■ **Requirement**
Transcribe the full listing exactly, and drop every picture.

■ **Data records**
-.-.-

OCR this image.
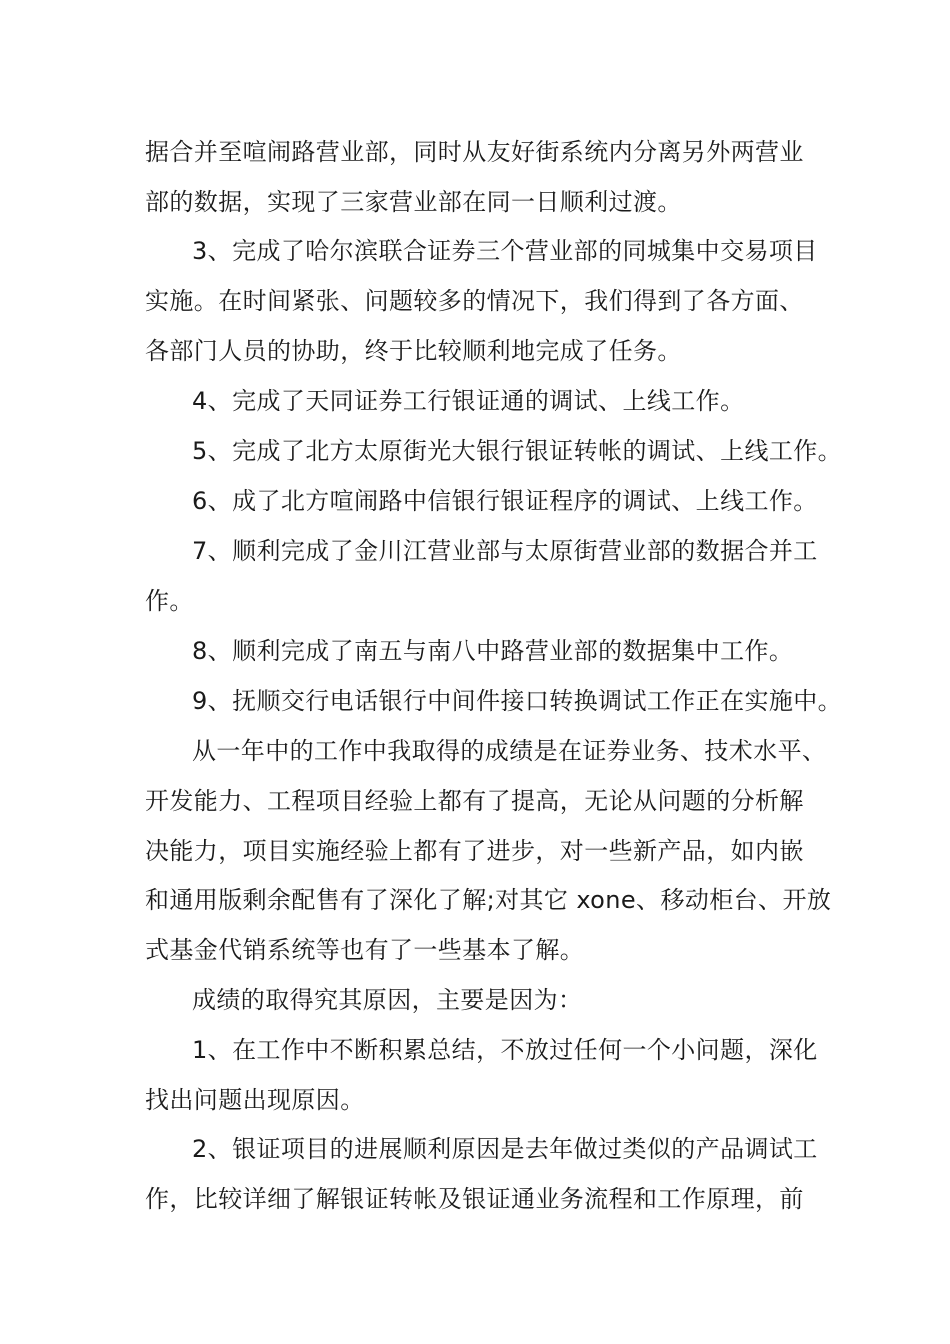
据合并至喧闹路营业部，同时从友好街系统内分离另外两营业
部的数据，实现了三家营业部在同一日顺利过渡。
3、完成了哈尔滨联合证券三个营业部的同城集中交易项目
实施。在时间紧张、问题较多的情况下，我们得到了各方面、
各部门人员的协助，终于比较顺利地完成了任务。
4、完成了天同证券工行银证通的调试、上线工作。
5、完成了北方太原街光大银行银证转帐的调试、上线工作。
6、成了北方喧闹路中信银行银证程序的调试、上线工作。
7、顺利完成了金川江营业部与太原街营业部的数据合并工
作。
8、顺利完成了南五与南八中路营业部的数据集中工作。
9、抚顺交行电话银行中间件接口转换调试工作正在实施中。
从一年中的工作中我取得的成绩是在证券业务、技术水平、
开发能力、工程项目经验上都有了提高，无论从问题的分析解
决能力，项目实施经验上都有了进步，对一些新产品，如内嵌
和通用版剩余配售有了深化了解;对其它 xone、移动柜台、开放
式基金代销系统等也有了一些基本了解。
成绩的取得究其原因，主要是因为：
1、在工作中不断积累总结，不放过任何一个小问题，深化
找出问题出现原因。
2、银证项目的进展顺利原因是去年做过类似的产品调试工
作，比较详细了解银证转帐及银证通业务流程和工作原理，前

-.-.-

■ **Answer to this problem**
OCR this image.
据合并至喧闹路营业部，同时从友好街系统内分离另外两营业
部的数据，实现了三家营业部在同一日顺利过渡。
3、完成了哈尔滨联合证券三个营业部的同城集中交易项目
实施。在时间紧张、问题较多的情况下，我们得到了各方面、
各部门人员的协助，终于比较顺利地完成了任务。
4、完成了天同证券工行银证通的调试、上线工作。
5、完成了北方太原街光大银行银证转帐的调试、上线工作。
6、成了北方喧闹路中信银行银证程序的调试、上线工作。
7、顺利完成了金川江营业部与太原街营业部的数据合并工
作。
8、顺利完成了南五与南八中路营业部的数据集中工作。
9、抚顺交行电话银行中间件接口转换调试工作正在实施中。
从一年中的工作中我取得的成绩是在证券业务、技术水平、
开发能力、工程项目经验上都有了提高，无论从问题的分析解
决能力，项目实施经验上都有了进步，对一些新产品，如内嵌
和通用版剩余配售有了深化了解;对其它 xone、移动柜台、开放
式基金代销系统等也有了一些基本了解。
成绩的取得究其原因，主要是因为：
1、在工作中不断积累总结，不放过任何一个小问题，深化
找出问题出现原因。
2、银证项目的进展顺利原因是去年做过类似的产品调试工
作，比较详细了解银证转帐及银证通业务流程和工作原理，前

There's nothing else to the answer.